* [Short task]
State only how many lines below include the string "this".
## Start
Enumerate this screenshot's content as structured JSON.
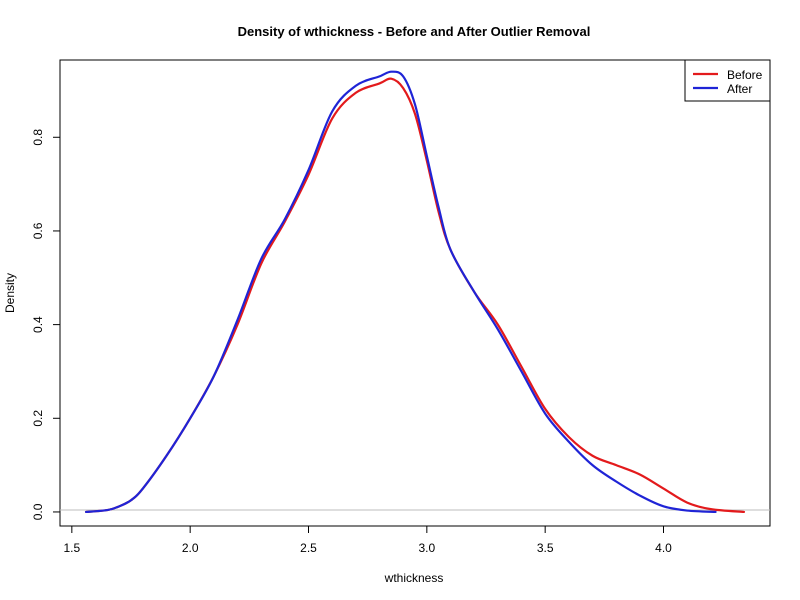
{
  "chart_data": {
    "type": "line",
    "title": "Density of wthickness - Before and After Outlier Removal",
    "xlabel": "wthickness",
    "ylabel": "Density",
    "xlim": [
      1.45,
      4.45
    ],
    "ylim": [
      -0.03,
      0.965
    ],
    "xticks": [
      1.5,
      2.0,
      2.5,
      3.0,
      3.5,
      4.0
    ],
    "xtick_labels": [
      "1.5",
      "2.0",
      "2.5",
      "3.0",
      "3.5",
      "4.0"
    ],
    "yticks": [
      0.0,
      0.2,
      0.4,
      0.6,
      0.8
    ],
    "ytick_labels": [
      "0.0",
      "0.2",
      "0.4",
      "0.6",
      "0.8"
    ],
    "grid": false,
    "legend_position": "top-right",
    "series": [
      {
        "name": "Before",
        "color": "#e31a1c",
        "x": [
          1.56,
          1.65,
          1.7,
          1.75,
          1.8,
          1.9,
          2.0,
          2.1,
          2.2,
          2.3,
          2.4,
          2.5,
          2.6,
          2.7,
          2.8,
          2.85,
          2.9,
          2.95,
          3.0,
          3.05,
          3.1,
          3.2,
          3.3,
          3.4,
          3.5,
          3.6,
          3.7,
          3.8,
          3.9,
          4.0,
          4.1,
          4.2,
          4.34
        ],
        "y": [
          0.0,
          0.004,
          0.012,
          0.025,
          0.05,
          0.12,
          0.2,
          0.29,
          0.4,
          0.53,
          0.62,
          0.72,
          0.84,
          0.895,
          0.915,
          0.925,
          0.905,
          0.85,
          0.75,
          0.64,
          0.56,
          0.47,
          0.4,
          0.31,
          0.22,
          0.16,
          0.12,
          0.1,
          0.08,
          0.05,
          0.02,
          0.006,
          0.0
        ]
      },
      {
        "name": "After",
        "color": "#1f24d6",
        "x": [
          1.56,
          1.65,
          1.7,
          1.75,
          1.8,
          1.9,
          2.0,
          2.1,
          2.2,
          2.3,
          2.4,
          2.5,
          2.6,
          2.7,
          2.8,
          2.85,
          2.9,
          2.95,
          3.0,
          3.05,
          3.1,
          3.2,
          3.3,
          3.4,
          3.5,
          3.6,
          3.7,
          3.8,
          3.9,
          4.0,
          4.1,
          4.22
        ],
        "y": [
          0.0,
          0.004,
          0.012,
          0.025,
          0.05,
          0.12,
          0.2,
          0.29,
          0.41,
          0.54,
          0.625,
          0.73,
          0.855,
          0.91,
          0.93,
          0.94,
          0.93,
          0.87,
          0.76,
          0.65,
          0.56,
          0.47,
          0.39,
          0.3,
          0.21,
          0.15,
          0.1,
          0.065,
          0.035,
          0.012,
          0.003,
          0.0
        ]
      }
    ]
  }
}
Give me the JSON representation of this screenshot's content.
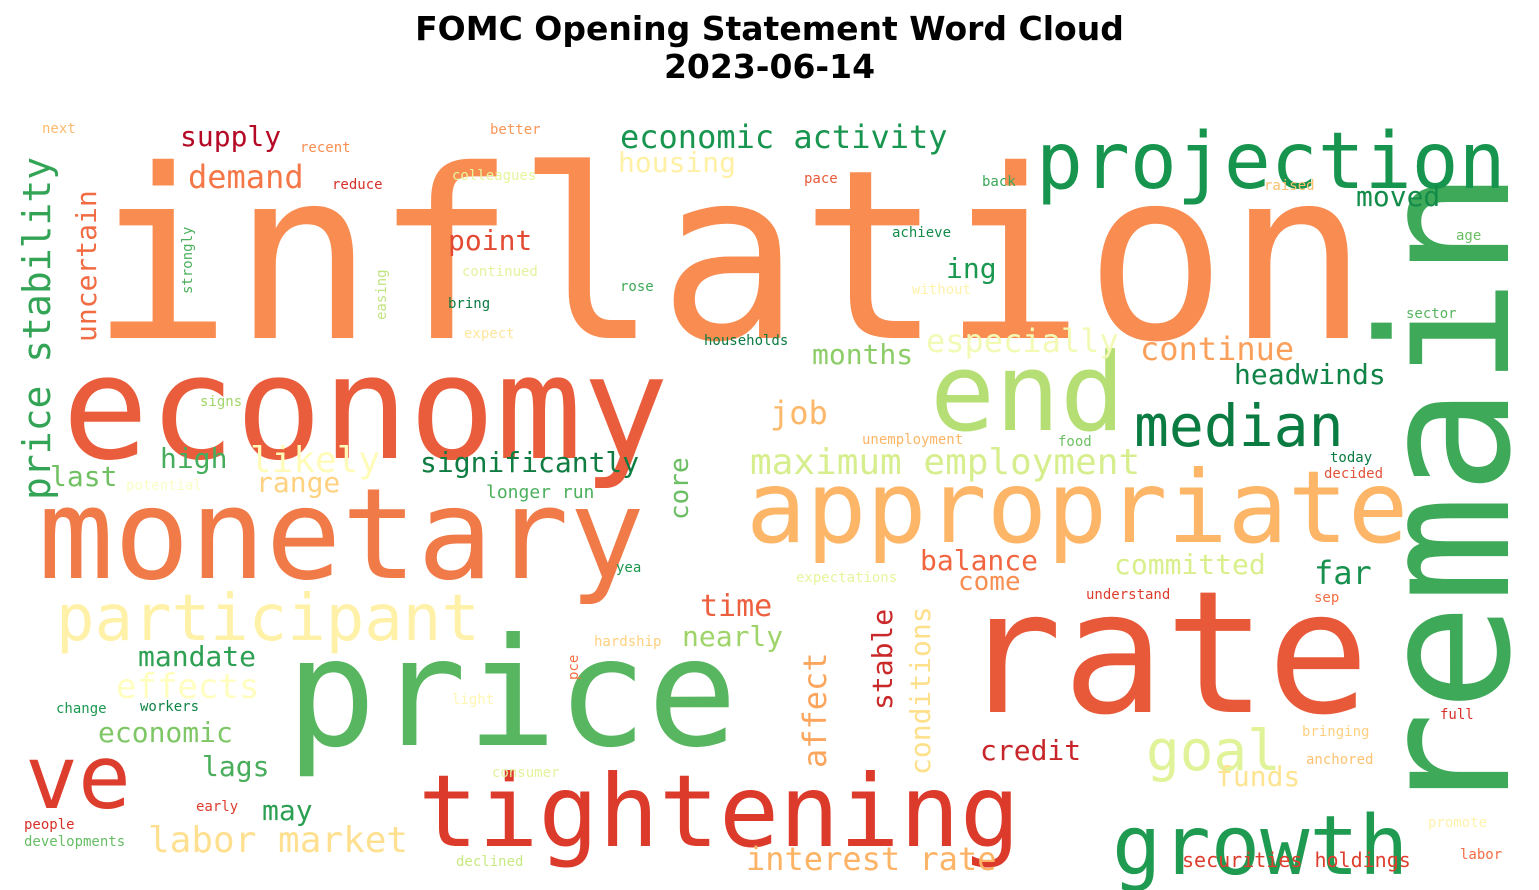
{
  "title": {
    "line1": "FOMC Opening Statement Word Cloud",
    "line2": "2023-06-14"
  },
  "colormap": "RdYlGn",
  "words": [
    {
      "text": "inflation",
      "color": "#f88c51"
    },
    {
      "text": "economy",
      "color": "#e95d3c"
    },
    {
      "text": "monetary",
      "color": "#f07a48"
    },
    {
      "text": "rate",
      "color": "#e8593a"
    },
    {
      "text": "price",
      "color": "#57b65f"
    },
    {
      "text": "remain",
      "color": "#3fa95a"
    },
    {
      "text": "projection",
      "color": "#17954f"
    },
    {
      "text": "end",
      "color": "#b5df74"
    },
    {
      "text": "appropriate",
      "color": "#fdb567"
    },
    {
      "text": "tightening",
      "color": "#dc3b2c"
    },
    {
      "text": "growth",
      "color": "#1e9a51"
    },
    {
      "text": "ve",
      "color": "#dd3d2d"
    },
    {
      "text": "participant",
      "color": "#fff1a8"
    },
    {
      "text": "median",
      "color": "#0a7b41"
    },
    {
      "text": "goal",
      "color": "#e1f399"
    },
    {
      "text": "price stability",
      "color": "#33a456"
    },
    {
      "text": "economic activity",
      "color": "#18954f"
    },
    {
      "text": "supply",
      "color": "#b50a26"
    },
    {
      "text": "demand",
      "color": "#f57747"
    },
    {
      "text": "housing",
      "color": "#fff0a6"
    },
    {
      "text": "uncertain",
      "color": "#f16b43"
    },
    {
      "text": "point",
      "color": "#e34a33"
    },
    {
      "text": "ing",
      "color": "#1a9850"
    },
    {
      "text": "moved",
      "color": "#138c4a"
    },
    {
      "text": "continue",
      "color": "#fba05b"
    },
    {
      "text": "headwinds",
      "color": "#0f8446"
    },
    {
      "text": "especially",
      "color": "#f3fab6"
    },
    {
      "text": "months",
      "color": "#8ccd67"
    },
    {
      "text": "job",
      "color": "#fdb768"
    },
    {
      "text": "high",
      "color": "#45ad5b"
    },
    {
      "text": "likely",
      "color": "#fffbb9"
    },
    {
      "text": "significantly",
      "color": "#0f7c42"
    },
    {
      "text": "maximum employment",
      "color": "#d7ee8e"
    },
    {
      "text": "last",
      "color": "#72c064"
    },
    {
      "text": "range",
      "color": "#fed281"
    },
    {
      "text": "core",
      "color": "#6bbe63"
    },
    {
      "text": "longer run",
      "color": "#4bb05c"
    },
    {
      "text": "balance",
      "color": "#f16640"
    },
    {
      "text": "committed",
      "color": "#d9ef8b"
    },
    {
      "text": "far",
      "color": "#17914d"
    },
    {
      "text": "come",
      "color": "#f98e52"
    },
    {
      "text": "time",
      "color": "#ec5f3f"
    },
    {
      "text": "nearly",
      "color": "#9fd46a"
    },
    {
      "text": "mandate",
      "color": "#2ea053"
    },
    {
      "text": "effects",
      "color": "#fffebe"
    },
    {
      "text": "stable",
      "color": "#c92a29"
    },
    {
      "text": "conditions",
      "color": "#fee08b"
    },
    {
      "text": "affect",
      "color": "#fca55d"
    },
    {
      "text": "economic",
      "color": "#7fc766"
    },
    {
      "text": "lags",
      "color": "#49ad5b"
    },
    {
      "text": "credit",
      "color": "#c72529"
    },
    {
      "text": "goal",
      "color": "#e1f399"
    },
    {
      "text": "funds",
      "color": "#fee491"
    },
    {
      "text": "may",
      "color": "#2b9f52"
    },
    {
      "text": "labor market",
      "color": "#fee090"
    },
    {
      "text": "interest rate",
      "color": "#fdb365"
    },
    {
      "text": "securities holdings",
      "color": "#dd3e2d"
    },
    {
      "text": "next",
      "color": "#fdba6b"
    },
    {
      "text": "recent",
      "color": "#f98e52"
    },
    {
      "text": "better",
      "color": "#fa9656"
    },
    {
      "text": "colleagues",
      "color": "#e6f59d"
    },
    {
      "text": "reduce",
      "color": "#d73027"
    },
    {
      "text": "pace",
      "color": "#e8593a"
    },
    {
      "text": "back",
      "color": "#3aa758"
    },
    {
      "text": "raised",
      "color": "#fdc071"
    },
    {
      "text": "achieve",
      "color": "#138c4a"
    },
    {
      "text": "age",
      "color": "#6bbe63"
    },
    {
      "text": "strongly",
      "color": "#4bb05c"
    },
    {
      "text": "easing",
      "color": "#c0e47f"
    },
    {
      "text": "continued",
      "color": "#e2f39c"
    },
    {
      "text": "rose",
      "color": "#3fa95a"
    },
    {
      "text": "without",
      "color": "#fff2ac"
    },
    {
      "text": "sector",
      "color": "#55b45f"
    },
    {
      "text": "bring",
      "color": "#0a7b41"
    },
    {
      "text": "expect",
      "color": "#fee69b"
    },
    {
      "text": "households",
      "color": "#0a7b41"
    },
    {
      "text": "signs",
      "color": "#a0d56a"
    },
    {
      "text": "unemployment",
      "color": "#fdb567"
    },
    {
      "text": "food",
      "color": "#6ebf63"
    },
    {
      "text": "today",
      "color": "#0a7b41"
    },
    {
      "text": "decided",
      "color": "#e05339"
    },
    {
      "text": "potential",
      "color": "#fbfdc6"
    },
    {
      "text": "yea",
      "color": "#1a9850"
    },
    {
      "text": "expectations",
      "color": "#e6f59d"
    },
    {
      "text": "understand",
      "color": "#dc3e2d"
    },
    {
      "text": "sep",
      "color": "#f46d43"
    },
    {
      "text": "hardship",
      "color": "#fed07f"
    },
    {
      "text": "pce",
      "color": "#f46d43"
    },
    {
      "text": "change",
      "color": "#1a9850"
    },
    {
      "text": "workers",
      "color": "#0f8446"
    },
    {
      "text": "light",
      "color": "#fff6b5"
    },
    {
      "text": "bringing",
      "color": "#fed07f"
    },
    {
      "text": "full",
      "color": "#d73027"
    },
    {
      "text": "anchored",
      "color": "#fdc372"
    },
    {
      "text": "consumer",
      "color": "#e2f39c"
    },
    {
      "text": "early",
      "color": "#dc3e2d"
    },
    {
      "text": "people",
      "color": "#d73027"
    },
    {
      "text": "developments",
      "color": "#66bd63"
    },
    {
      "text": "declined",
      "color": "#c8e982"
    },
    {
      "text": "promote",
      "color": "#fff2ac"
    },
    {
      "text": "labor",
      "color": "#f46d43"
    }
  ]
}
## End
* [Result]
2